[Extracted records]
↓

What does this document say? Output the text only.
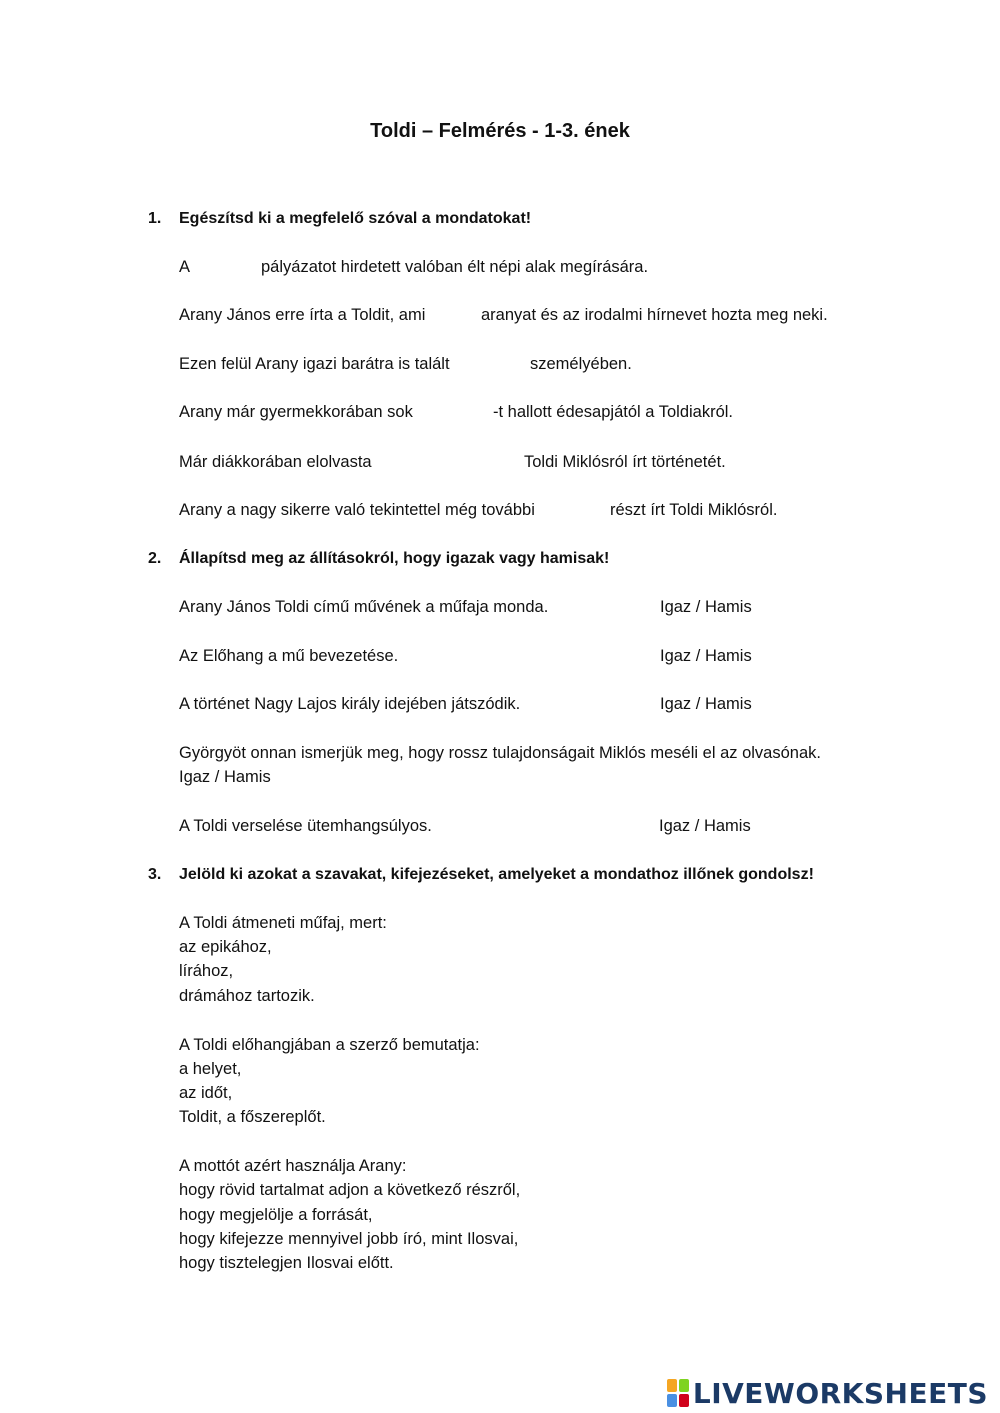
Toldi – Felmérés - 1-3. ének
1. Egészítsd ki a megfelelő szóval a mondatokat!
A	pályázatot hirdetett valóban élt népi alak megírására.
Arany János erre írta a Toldit, ami	aranyat és az irodalmi hírnevet hozta meg neki.
Ezen felül Arany igazi barátra is talált	személyében.
Arany már gyermekkorában sok	-t hallott édesapjától a Toldiakról.
Már diákkorában elolvasta	Toldi Miklósról írt történetét.
Arany a nagy sikerre való tekintettel még további	részt írt Toldi Miklósról.
2. Állapítsd meg az állításokról, hogy igazak vagy hamisak!
Arany János Toldi című művének a műfaja monda.	Igaz / Hamis
Az Előhang a mű bevezetése.	Igaz / Hamis
A történet Nagy Lajos király idejében játszódik.	Igaz / Hamis
Györgyöt onnan ismerjük meg, hogy rossz tulajdonságait Miklós meséli el az olvasónak.
Igaz / Hamis
A Toldi verselése ütemhangsúlyos.	Igaz / Hamis
3. Jelöld ki azokat a szavakat, kifejezéseket, amelyeket a mondathoz illőnek gondolsz!
A Toldi átmeneti műfaj, mert:
az epikához,
lírához,
drámához tartozik.
A Toldi előhangjában a szerző bemutatja:
a helyet,
az időt,
Toldit, a főszereplőt.
A mottót azért használja Arany:
hogy rövid tartalmat adjon a következő részről,
hogy megjelölje a forrását,
hogy kifejezze mennyivel jobb író, mint Ilosvai,
hogy tisztelegjen Ilosvai előtt.
LIVEWORKSHEETS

↑

* Objective
Pictures in the records above are not copied; print everything else exactly.

* Full output
What does this document say? Output the text only.
Toldi – Felmérés - 1-3. ének
1. Egészítsd ki a megfelelő szóval a mondatokat!
A	pályázatot hirdetett valóban élt népi alak megírására.
Arany János erre írta a Toldit, ami	aranyat és az irodalmi hírnevet hozta meg neki.
Ezen felül Arany igazi barátra is talált	személyében.
Arany már gyermekkorában sok	-t hallott édesapjától a Toldiakról.
Már diákkorában elolvasta	Toldi Miklósról írt történetét.
Arany a nagy sikerre való tekintettel még további	részt írt Toldi Miklósról.
2. Állapítsd meg az állításokról, hogy igazak vagy hamisak!
Arany János Toldi című művének a műfaja monda.	Igaz / Hamis
Az Előhang a mű bevezetése.	Igaz / Hamis
A történet Nagy Lajos király idejében játszódik.	Igaz / Hamis
Györgyöt onnan ismerjük meg, hogy rossz tulajdonságait Miklós meséli el az olvasónak.
Igaz / Hamis
A Toldi verselése ütemhangsúlyos.	Igaz / Hamis
3. Jelöld ki azokat a szavakat, kifejezéseket, amelyeket a mondathoz illőnek gondolsz!
A Toldi átmeneti műfaj, mert:
az epikához,
lírához,
drámához tartozik.
A Toldi előhangjában a szerző bemutatja:
a helyet,
az időt,
Toldit, a főszereplőt.
A mottót azért használja Arany:
hogy rövid tartalmat adjon a következő részről,
hogy megjelölje a forrását,
hogy kifejezze mennyivel jobb író, mint Ilosvai,
hogy tisztelegjen Ilosvai előtt.
LIVEWORKSHEETS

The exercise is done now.